Start of GIVEN INFORMATION

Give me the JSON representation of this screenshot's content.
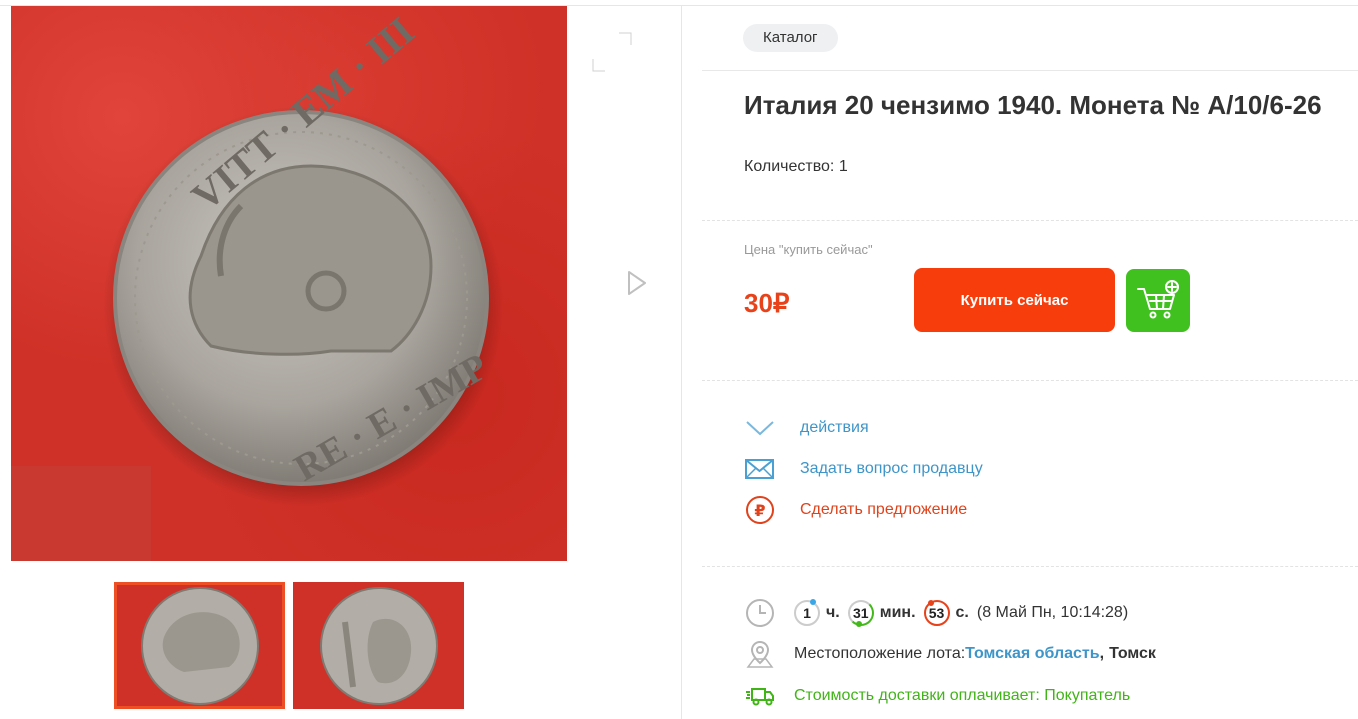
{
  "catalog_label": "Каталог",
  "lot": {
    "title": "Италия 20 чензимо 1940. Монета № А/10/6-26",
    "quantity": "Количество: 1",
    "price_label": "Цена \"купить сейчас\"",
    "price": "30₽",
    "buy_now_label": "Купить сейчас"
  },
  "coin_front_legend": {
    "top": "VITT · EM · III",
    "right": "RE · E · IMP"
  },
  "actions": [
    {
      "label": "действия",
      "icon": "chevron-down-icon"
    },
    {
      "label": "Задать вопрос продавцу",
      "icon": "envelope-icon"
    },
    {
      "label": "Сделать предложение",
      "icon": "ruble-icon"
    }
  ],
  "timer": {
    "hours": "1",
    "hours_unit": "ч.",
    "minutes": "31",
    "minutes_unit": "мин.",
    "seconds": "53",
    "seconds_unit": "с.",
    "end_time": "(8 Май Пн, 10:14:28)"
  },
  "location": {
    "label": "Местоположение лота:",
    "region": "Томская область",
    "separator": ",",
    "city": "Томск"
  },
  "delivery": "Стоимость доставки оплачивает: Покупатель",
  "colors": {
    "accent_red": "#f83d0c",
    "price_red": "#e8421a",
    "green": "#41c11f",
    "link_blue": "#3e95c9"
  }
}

End of GIVEN INFORMATION

→ **WHAT THE TASK ASKS**: Quote the listing above in full, except for the pictures.

→ **SOLUTION**:
Give me the JSON representation of this screenshot's content.
{
  "catalog_label": "Каталог",
  "lot": {
    "title": "Италия 20 чензимо 1940. Монета № А/10/6-26",
    "quantity": "Количество: 1",
    "price_label": "Цена \"купить сейчас\"",
    "price": "30₽",
    "buy_now_label": "Купить сейчас"
  },
  "coin_front_legend": {
    "top": "VITT · EM · III",
    "right": "RE · E · IMP"
  },
  "actions": [
    {
      "label": "действия",
      "icon": "chevron-down-icon"
    },
    {
      "label": "Задать вопрос продавцу",
      "icon": "envelope-icon"
    },
    {
      "label": "Сделать предложение",
      "icon": "ruble-icon"
    }
  ],
  "timer": {
    "hours": "1",
    "hours_unit": "ч.",
    "minutes": "31",
    "minutes_unit": "мин.",
    "seconds": "53",
    "seconds_unit": "с.",
    "end_time": "(8 Май Пн, 10:14:28)"
  },
  "location": {
    "label": "Местоположение лота:",
    "region": "Томская область",
    "separator": ",",
    "city": "Томск"
  },
  "delivery": "Стоимость доставки оплачивает: Покупатель",
  "colors": {
    "accent_red": "#f83d0c",
    "price_red": "#e8421a",
    "green": "#41c11f",
    "link_blue": "#3e95c9"
  }
}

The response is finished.